STATED GOAL: Gather up the lines that contain "side".
++++++
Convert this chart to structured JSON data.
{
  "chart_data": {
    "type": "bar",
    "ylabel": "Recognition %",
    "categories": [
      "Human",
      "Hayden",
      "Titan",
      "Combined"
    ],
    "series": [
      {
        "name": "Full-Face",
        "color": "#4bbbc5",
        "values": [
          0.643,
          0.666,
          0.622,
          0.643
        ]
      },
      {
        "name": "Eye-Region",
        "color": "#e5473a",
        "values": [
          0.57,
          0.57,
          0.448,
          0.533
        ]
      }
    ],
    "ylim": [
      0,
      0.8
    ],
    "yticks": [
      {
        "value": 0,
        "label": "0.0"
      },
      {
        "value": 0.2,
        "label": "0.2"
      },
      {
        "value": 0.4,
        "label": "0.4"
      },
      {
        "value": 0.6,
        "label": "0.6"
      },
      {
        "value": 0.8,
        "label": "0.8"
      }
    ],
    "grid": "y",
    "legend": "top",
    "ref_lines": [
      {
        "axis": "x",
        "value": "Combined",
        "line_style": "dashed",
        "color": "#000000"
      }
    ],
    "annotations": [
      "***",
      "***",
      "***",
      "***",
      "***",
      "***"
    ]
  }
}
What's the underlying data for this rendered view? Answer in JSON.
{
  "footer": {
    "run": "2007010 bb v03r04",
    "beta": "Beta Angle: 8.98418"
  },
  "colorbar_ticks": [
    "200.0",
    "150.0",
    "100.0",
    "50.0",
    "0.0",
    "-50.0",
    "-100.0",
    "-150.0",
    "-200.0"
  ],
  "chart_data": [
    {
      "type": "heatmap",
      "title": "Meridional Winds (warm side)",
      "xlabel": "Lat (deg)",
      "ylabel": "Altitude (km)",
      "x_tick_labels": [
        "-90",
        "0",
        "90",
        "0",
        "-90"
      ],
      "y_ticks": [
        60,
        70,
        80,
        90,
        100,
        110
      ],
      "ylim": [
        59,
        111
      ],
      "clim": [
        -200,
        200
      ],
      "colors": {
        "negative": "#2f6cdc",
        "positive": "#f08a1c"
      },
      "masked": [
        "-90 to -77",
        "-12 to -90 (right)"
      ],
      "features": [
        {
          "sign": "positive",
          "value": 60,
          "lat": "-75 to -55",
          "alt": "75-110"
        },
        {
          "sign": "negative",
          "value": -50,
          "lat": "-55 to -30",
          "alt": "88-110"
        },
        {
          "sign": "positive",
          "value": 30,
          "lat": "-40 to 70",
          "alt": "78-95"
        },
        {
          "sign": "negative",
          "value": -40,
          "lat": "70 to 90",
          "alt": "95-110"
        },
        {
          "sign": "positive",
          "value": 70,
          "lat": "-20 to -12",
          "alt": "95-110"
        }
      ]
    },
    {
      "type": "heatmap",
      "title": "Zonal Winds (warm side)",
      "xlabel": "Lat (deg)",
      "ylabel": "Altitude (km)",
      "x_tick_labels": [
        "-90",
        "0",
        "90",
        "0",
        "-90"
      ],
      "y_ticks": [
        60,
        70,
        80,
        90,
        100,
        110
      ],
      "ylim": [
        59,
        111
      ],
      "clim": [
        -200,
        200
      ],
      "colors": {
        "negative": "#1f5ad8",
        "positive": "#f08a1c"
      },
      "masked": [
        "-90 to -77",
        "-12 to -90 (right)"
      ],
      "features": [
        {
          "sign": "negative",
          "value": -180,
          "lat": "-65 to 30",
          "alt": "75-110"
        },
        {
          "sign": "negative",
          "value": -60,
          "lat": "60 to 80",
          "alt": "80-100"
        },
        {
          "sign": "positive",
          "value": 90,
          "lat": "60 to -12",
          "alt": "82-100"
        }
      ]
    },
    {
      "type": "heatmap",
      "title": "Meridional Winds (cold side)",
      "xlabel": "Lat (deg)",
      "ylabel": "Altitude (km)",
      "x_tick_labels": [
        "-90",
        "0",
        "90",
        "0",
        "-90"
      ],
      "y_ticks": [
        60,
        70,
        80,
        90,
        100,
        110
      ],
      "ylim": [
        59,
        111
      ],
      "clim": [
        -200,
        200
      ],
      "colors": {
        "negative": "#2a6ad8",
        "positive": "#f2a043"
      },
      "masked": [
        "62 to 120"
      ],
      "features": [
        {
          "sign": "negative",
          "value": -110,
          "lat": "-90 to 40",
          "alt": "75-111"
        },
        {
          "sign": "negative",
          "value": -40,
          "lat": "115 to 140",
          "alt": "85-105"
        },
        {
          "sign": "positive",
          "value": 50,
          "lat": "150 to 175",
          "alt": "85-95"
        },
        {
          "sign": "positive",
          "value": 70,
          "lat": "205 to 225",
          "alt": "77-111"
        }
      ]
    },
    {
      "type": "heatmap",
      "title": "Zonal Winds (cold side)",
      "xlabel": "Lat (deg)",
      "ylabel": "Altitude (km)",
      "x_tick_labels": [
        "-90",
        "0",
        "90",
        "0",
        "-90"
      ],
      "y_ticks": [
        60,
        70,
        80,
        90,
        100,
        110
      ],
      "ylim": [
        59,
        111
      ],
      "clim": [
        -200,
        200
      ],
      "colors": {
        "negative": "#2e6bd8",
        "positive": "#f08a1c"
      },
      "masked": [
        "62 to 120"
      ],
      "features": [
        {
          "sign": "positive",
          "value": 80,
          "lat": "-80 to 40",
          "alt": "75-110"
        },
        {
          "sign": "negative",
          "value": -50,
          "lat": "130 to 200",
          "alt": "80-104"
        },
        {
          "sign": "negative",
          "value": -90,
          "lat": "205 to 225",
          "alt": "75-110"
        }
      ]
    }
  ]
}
++++++
CORRECT ANSWER:
      "title": "Meridional Winds (warm side)",
      "title": "Zonal Winds (warm side)",
      "title": "Meridional Winds (cold side)",
      "title": "Zonal Winds (cold side)",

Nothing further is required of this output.